Check each line of the listing for the string "JSON", count the lines that have it, and answer with that number only.

-- BEGIN Listed records --

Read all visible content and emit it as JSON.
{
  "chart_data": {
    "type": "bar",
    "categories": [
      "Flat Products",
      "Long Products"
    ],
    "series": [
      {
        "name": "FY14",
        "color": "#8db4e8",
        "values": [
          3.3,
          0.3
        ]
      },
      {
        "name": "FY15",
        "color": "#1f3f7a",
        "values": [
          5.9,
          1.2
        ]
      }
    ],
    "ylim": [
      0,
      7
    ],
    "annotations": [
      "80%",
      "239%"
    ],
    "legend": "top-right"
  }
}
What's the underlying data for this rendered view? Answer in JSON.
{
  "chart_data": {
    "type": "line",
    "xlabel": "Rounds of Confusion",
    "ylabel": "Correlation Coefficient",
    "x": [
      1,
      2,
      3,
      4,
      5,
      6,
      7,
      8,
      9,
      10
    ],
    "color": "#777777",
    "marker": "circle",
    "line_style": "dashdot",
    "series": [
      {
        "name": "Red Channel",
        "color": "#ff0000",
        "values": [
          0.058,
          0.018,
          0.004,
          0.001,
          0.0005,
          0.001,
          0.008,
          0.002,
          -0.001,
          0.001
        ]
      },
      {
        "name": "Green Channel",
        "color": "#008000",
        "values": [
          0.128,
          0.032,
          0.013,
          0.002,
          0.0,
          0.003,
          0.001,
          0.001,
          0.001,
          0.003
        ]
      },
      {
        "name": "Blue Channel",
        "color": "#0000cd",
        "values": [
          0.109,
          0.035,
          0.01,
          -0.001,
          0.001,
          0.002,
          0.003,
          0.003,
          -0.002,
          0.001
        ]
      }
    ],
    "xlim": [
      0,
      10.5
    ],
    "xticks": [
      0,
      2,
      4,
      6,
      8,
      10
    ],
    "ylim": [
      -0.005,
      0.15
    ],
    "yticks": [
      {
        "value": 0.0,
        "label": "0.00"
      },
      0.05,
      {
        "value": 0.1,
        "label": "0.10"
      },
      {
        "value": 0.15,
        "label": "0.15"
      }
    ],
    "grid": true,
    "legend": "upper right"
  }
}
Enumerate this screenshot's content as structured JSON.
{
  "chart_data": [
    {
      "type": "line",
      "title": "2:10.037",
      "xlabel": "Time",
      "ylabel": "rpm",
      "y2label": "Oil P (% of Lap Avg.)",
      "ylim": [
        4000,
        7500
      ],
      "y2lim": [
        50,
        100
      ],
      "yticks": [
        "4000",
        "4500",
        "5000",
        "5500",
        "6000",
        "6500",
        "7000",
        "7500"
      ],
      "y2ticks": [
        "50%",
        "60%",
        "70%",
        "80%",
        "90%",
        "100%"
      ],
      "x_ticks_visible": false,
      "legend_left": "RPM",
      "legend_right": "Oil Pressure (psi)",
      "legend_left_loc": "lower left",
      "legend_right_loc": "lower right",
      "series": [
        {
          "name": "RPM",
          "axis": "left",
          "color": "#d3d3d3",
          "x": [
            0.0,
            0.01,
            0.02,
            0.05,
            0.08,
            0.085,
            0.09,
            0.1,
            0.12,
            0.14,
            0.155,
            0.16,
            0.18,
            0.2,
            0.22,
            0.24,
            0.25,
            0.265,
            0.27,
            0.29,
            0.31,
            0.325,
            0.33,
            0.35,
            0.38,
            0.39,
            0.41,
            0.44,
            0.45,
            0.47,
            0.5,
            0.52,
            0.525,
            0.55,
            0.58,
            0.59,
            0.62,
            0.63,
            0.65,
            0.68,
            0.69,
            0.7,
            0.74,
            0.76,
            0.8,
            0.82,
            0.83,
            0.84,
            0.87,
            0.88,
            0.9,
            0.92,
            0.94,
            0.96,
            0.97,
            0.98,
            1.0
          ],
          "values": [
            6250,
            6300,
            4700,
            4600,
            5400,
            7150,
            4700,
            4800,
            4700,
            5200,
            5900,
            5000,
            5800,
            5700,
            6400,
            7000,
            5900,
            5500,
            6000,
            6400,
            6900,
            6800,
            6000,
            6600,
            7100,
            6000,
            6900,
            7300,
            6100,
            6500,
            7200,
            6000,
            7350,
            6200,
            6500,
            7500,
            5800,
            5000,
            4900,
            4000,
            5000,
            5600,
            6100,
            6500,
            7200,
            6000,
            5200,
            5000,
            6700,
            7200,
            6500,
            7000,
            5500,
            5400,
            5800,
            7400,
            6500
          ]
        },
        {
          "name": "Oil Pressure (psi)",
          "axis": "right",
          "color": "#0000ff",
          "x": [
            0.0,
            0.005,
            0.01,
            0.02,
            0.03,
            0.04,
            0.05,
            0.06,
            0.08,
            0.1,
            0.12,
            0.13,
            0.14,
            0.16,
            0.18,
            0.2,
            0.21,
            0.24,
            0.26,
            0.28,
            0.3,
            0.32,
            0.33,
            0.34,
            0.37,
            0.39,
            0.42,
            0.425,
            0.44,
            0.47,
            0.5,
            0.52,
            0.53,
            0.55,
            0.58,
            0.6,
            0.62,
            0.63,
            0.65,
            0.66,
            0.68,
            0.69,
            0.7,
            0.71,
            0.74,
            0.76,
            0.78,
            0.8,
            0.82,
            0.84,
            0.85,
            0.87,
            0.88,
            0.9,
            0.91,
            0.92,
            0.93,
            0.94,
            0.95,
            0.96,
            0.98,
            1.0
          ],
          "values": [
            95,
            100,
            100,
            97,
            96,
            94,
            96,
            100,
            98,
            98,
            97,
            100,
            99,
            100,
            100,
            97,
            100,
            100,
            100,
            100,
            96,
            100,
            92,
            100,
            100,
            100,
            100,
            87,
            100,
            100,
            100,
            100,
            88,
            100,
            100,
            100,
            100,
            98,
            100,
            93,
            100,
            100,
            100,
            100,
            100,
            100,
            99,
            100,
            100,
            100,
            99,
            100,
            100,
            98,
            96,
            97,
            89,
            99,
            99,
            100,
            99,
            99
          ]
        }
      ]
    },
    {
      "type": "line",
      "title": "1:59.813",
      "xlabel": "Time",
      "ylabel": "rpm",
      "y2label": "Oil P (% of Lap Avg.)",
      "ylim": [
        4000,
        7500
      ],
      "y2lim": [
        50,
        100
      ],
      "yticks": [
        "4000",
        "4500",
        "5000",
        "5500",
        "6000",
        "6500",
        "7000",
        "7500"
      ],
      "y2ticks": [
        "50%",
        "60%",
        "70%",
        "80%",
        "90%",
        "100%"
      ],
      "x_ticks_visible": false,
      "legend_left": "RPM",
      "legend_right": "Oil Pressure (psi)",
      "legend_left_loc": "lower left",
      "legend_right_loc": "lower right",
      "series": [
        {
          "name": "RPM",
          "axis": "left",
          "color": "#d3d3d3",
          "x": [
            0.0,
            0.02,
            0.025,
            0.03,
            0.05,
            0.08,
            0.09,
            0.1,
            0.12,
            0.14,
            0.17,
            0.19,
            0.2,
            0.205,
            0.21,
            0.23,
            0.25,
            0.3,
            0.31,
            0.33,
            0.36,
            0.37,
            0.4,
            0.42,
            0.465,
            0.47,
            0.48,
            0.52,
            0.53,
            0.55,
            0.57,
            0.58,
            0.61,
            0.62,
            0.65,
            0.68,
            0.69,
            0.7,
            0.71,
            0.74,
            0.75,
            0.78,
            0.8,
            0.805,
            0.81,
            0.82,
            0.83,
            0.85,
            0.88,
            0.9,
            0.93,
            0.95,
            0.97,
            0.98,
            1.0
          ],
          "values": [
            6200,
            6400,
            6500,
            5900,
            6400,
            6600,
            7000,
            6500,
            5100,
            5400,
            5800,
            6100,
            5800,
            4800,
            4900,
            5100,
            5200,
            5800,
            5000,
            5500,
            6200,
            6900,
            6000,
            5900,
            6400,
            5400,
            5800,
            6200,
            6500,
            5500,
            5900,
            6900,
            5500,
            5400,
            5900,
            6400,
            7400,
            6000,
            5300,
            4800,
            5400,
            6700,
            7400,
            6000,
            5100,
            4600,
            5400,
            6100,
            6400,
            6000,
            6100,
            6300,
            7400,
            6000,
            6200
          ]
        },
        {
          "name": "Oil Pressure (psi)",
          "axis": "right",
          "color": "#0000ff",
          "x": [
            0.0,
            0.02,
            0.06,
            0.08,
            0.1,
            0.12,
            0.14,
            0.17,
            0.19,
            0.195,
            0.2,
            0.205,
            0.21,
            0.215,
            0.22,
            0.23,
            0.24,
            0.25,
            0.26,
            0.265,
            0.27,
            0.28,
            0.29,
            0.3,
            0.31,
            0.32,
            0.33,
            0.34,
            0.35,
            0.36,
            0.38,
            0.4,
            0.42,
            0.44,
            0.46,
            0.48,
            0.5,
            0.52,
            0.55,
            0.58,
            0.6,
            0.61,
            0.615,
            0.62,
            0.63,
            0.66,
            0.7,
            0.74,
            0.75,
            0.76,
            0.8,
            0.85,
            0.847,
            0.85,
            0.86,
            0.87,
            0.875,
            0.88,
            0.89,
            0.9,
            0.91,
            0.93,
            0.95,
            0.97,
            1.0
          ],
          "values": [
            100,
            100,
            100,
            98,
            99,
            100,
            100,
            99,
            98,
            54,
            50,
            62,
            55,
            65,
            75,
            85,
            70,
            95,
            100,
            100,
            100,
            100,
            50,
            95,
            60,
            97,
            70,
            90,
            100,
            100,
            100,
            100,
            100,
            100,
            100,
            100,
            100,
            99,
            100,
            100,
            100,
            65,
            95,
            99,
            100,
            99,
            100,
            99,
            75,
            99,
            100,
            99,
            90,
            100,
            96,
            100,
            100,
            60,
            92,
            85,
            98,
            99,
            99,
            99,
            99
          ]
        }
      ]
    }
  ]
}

-- END Listed records --

• [Written response]:
3